=== Objective ===
Print each line of the listing once more, precisely as given.

=== Data in this exercise ===

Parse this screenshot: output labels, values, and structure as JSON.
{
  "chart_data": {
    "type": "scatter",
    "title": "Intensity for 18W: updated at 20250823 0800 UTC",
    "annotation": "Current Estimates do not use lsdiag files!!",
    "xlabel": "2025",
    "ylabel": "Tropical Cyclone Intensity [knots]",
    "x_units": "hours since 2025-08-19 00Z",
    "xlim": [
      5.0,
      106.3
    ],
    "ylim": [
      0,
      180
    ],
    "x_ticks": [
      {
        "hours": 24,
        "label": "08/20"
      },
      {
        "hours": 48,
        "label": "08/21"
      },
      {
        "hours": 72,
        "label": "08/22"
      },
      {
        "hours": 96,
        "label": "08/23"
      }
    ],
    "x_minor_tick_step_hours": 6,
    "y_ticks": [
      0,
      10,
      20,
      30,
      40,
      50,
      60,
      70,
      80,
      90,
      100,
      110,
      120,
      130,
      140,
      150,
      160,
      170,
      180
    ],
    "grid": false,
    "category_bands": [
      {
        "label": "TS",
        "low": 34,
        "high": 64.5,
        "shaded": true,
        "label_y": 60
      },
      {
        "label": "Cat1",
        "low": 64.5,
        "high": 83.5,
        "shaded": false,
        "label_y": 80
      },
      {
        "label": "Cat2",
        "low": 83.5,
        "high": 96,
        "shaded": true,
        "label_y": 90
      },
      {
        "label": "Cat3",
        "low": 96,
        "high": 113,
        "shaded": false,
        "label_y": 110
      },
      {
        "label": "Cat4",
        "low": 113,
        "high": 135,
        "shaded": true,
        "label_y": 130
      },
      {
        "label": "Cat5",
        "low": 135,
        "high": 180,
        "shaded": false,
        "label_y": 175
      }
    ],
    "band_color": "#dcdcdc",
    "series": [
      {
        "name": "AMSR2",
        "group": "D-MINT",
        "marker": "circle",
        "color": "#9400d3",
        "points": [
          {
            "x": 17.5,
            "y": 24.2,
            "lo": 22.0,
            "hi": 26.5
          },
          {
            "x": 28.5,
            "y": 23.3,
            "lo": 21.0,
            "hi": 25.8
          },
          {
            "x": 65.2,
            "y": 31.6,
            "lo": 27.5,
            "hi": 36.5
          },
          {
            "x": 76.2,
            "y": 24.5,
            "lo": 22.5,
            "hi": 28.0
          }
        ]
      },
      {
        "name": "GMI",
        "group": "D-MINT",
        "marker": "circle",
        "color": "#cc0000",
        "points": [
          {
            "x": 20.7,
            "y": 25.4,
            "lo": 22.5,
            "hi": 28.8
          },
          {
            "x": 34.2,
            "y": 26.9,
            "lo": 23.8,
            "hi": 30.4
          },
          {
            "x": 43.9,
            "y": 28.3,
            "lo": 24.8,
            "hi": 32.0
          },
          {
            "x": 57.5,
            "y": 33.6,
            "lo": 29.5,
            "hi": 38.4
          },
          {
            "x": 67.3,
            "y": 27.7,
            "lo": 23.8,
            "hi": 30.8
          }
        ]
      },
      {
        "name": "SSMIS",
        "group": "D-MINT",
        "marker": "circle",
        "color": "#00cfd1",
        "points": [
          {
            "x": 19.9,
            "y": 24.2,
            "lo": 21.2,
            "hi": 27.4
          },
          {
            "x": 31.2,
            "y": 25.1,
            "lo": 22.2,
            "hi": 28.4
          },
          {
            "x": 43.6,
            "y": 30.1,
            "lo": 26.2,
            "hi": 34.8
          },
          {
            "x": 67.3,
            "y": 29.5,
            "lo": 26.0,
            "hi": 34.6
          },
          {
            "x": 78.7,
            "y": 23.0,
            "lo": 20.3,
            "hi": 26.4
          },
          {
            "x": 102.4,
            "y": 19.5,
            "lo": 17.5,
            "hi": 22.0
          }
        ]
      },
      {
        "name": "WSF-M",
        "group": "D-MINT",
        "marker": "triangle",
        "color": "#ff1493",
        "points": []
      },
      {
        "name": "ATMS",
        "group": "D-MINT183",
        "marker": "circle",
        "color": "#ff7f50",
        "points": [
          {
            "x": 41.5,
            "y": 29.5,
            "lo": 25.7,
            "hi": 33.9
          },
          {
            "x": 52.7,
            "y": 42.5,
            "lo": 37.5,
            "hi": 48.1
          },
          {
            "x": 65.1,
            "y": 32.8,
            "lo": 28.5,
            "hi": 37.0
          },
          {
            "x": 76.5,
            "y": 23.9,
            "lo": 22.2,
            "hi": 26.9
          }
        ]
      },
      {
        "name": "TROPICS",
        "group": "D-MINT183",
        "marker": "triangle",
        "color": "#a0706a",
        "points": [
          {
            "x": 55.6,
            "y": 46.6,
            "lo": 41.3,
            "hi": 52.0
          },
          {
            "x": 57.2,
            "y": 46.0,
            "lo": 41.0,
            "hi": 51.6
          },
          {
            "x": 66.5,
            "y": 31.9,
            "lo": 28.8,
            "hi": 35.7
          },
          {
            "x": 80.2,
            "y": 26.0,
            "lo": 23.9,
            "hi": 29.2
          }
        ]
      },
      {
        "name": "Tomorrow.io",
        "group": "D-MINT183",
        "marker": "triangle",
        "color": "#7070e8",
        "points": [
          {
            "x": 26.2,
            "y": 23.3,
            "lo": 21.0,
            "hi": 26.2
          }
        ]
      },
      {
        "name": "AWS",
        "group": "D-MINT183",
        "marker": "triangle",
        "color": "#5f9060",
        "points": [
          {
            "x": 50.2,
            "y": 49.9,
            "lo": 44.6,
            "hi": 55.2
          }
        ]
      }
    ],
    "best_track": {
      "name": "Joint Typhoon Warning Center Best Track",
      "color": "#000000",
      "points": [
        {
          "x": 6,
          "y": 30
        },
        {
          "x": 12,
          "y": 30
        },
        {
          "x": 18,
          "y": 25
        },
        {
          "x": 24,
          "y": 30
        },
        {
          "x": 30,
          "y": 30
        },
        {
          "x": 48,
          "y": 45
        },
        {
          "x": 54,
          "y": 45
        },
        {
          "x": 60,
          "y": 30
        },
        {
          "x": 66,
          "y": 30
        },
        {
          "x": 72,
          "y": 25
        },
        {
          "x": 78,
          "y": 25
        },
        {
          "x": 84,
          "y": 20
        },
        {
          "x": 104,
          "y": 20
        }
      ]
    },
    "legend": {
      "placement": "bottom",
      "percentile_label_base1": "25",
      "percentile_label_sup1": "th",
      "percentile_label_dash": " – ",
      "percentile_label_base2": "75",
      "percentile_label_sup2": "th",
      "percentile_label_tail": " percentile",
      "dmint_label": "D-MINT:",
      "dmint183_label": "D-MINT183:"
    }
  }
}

=== Correct result ===
Parse this screenshot: output labels, values, and structure as JSON.
{
  "chart_data": {
    "type": "scatter",
    "title": "Intensity for 18W: updated at 20250823 0800 UTC",
    "annotation": "Current Estimates do not use lsdiag files!!",
    "xlabel": "2025",
    "ylabel": "Tropical Cyclone Intensity [knots]",
    "x_units": "hours since 2025-08-19 00Z",
    "xlim": [
      5.0,
      106.3
    ],
    "ylim": [
      0,
      180
    ],
    "x_ticks": [
      {
        "hours": 24,
        "label": "08/20"
      },
      {
        "hours": 48,
        "label": "08/21"
      },
      {
        "hours": 72,
        "label": "08/22"
      },
      {
        "hours": 96,
        "label": "08/23"
      }
    ],
    "x_minor_tick_step_hours": 6,
    "y_ticks": [
      0,
      10,
      20,
      30,
      40,
      50,
      60,
      70,
      80,
      90,
      100,
      110,
      120,
      130,
      140,
      150,
      160,
      170,
      180
    ],
    "grid": false,
    "category_bands": [
      {
        "label": "TS",
        "low": 34,
        "high": 64.5,
        "shaded": true,
        "label_y": 60
      },
      {
        "label": "Cat1",
        "low": 64.5,
        "high": 83.5,
        "shaded": false,
        "label_y": 80
      },
      {
        "label": "Cat2",
        "low": 83.5,
        "high": 96,
        "shaded": true,
        "label_y": 90
      },
      {
        "label": "Cat3",
        "low": 96,
        "high": 113,
        "shaded": false,
        "label_y": 110
      },
      {
        "label": "Cat4",
        "low": 113,
        "high": 135,
        "shaded": true,
        "label_y": 130
      },
      {
        "label": "Cat5",
        "low": 135,
        "high": 180,
        "shaded": false,
        "label_y": 175
      }
    ],
    "band_color": "#dcdcdc",
    "series": [
      {
        "name": "AMSR2",
        "group": "D-MINT",
        "marker": "circle",
        "color": "#9400d3",
        "points": [
          {
            "x": 17.5,
            "y": 24.2,
            "lo": 22.0,
            "hi": 26.5
          },
          {
            "x": 28.5,
            "y": 23.3,
            "lo": 21.0,
            "hi": 25.8
          },
          {
            "x": 65.2,
            "y": 31.6,
            "lo": 27.5,
            "hi": 36.5
          },
          {
            "x": 76.2,
            "y": 24.5,
            "lo": 22.5,
            "hi": 28.0
          }
        ]
      },
      {
        "name": "GMI",
        "group": "D-MINT",
        "marker": "circle",
        "color": "#cc0000",
        "points": [
          {
            "x": 20.7,
            "y": 25.4,
            "lo": 22.5,
            "hi": 28.8
          },
          {
            "x": 34.2,
            "y": 26.9,
            "lo": 23.8,
            "hi": 30.4
          },
          {
            "x": 43.9,
            "y": 28.3,
            "lo": 24.8,
            "hi": 32.0
          },
          {
            "x": 57.5,
            "y": 33.6,
            "lo": 29.5,
            "hi": 38.4
          },
          {
            "x": 67.3,
            "y": 27.7,
            "lo": 23.8,
            "hi": 30.8
          }
        ]
      },
      {
        "name": "SSMIS",
        "group": "D-MINT",
        "marker": "circle",
        "color": "#00cfd1",
        "points": [
          {
            "x": 19.9,
            "y": 24.2,
            "lo": 21.2,
            "hi": 27.4
          },
          {
            "x": 31.2,
            "y": 25.1,
            "lo": 22.2,
            "hi": 28.4
          },
          {
            "x": 43.6,
            "y": 30.1,
            "lo": 26.2,
            "hi": 34.8
          },
          {
            "x": 67.3,
            "y": 29.5,
            "lo": 26.0,
            "hi": 34.6
          },
          {
            "x": 78.7,
            "y": 23.0,
            "lo": 20.3,
            "hi": 26.4
          },
          {
            "x": 102.4,
            "y": 19.5,
            "lo": 17.5,
            "hi": 22.0
          }
        ]
      },
      {
        "name": "WSF-M",
        "group": "D-MINT",
        "marker": "triangle",
        "color": "#ff1493",
        "points": []
      },
      {
        "name": "ATMS",
        "group": "D-MINT183",
        "marker": "circle",
        "color": "#ff7f50",
        "points": [
          {
            "x": 41.5,
            "y": 29.5,
            "lo": 25.7,
            "hi": 33.9
          },
          {
            "x": 52.7,
            "y": 42.5,
            "lo": 37.5,
            "hi": 48.1
          },
          {
            "x": 65.1,
            "y": 32.8,
            "lo": 28.5,
            "hi": 37.0
          },
          {
            "x": 76.5,
            "y": 23.9,
            "lo": 22.2,
            "hi": 26.9
          }
        ]
      },
      {
        "name": "TROPICS",
        "group": "D-MINT183",
        "marker": "triangle",
        "color": "#a0706a",
        "points": [
          {
            "x": 55.6,
            "y": 46.6,
            "lo": 41.3,
            "hi": 52.0
          },
          {
            "x": 57.2,
            "y": 46.0,
            "lo": 41.0,
            "hi": 51.6
          },
          {
            "x": 66.5,
            "y": 31.9,
            "lo": 28.8,
            "hi": 35.7
          },
          {
            "x": 80.2,
            "y": 26.0,
            "lo": 23.9,
            "hi": 29.2
          }
        ]
      },
      {
        "name": "Tomorrow.io",
        "group": "D-MINT183",
        "marker": "triangle",
        "color": "#7070e8",
        "points": [
          {
            "x": 26.2,
            "y": 23.3,
            "lo": 21.0,
            "hi": 26.2
          }
        ]
      },
      {
        "name": "AWS",
        "group": "D-MINT183",
        "marker": "triangle",
        "color": "#5f9060",
        "points": [
          {
            "x": 50.2,
            "y": 49.9,
            "lo": 44.6,
            "hi": 55.2
          }
        ]
      }
    ],
    "best_track": {
      "name": "Joint Typhoon Warning Center Best Track",
      "color": "#000000",
      "points": [
        {
          "x": 6,
          "y": 30
        },
        {
          "x": 12,
          "y": 30
        },
        {
          "x": 18,
          "y": 25
        },
        {
          "x": 24,
          "y": 30
        },
        {
          "x": 30,
          "y": 30
        },
        {
          "x": 48,
          "y": 45
        },
        {
          "x": 54,
          "y": 45
        },
        {
          "x": 60,
          "y": 30
        },
        {
          "x": 66,
          "y": 30
        },
        {
          "x": 72,
          "y": 25
        },
        {
          "x": 78,
          "y": 25
        },
        {
          "x": 84,
          "y": 20
        },
        {
          "x": 104,
          "y": 20
        }
      ]
    },
    "legend": {
      "placement": "bottom",
      "percentile_label_base1": "25",
      "percentile_label_sup1": "th",
      "percentile_label_dash": " – ",
      "percentile_label_base2": "75",
      "percentile_label_sup2": "th",
      "percentile_label_tail": " percentile",
      "dmint_label": "D-MINT:",
      "dmint183_label": "D-MINT183:"
    }
  }
}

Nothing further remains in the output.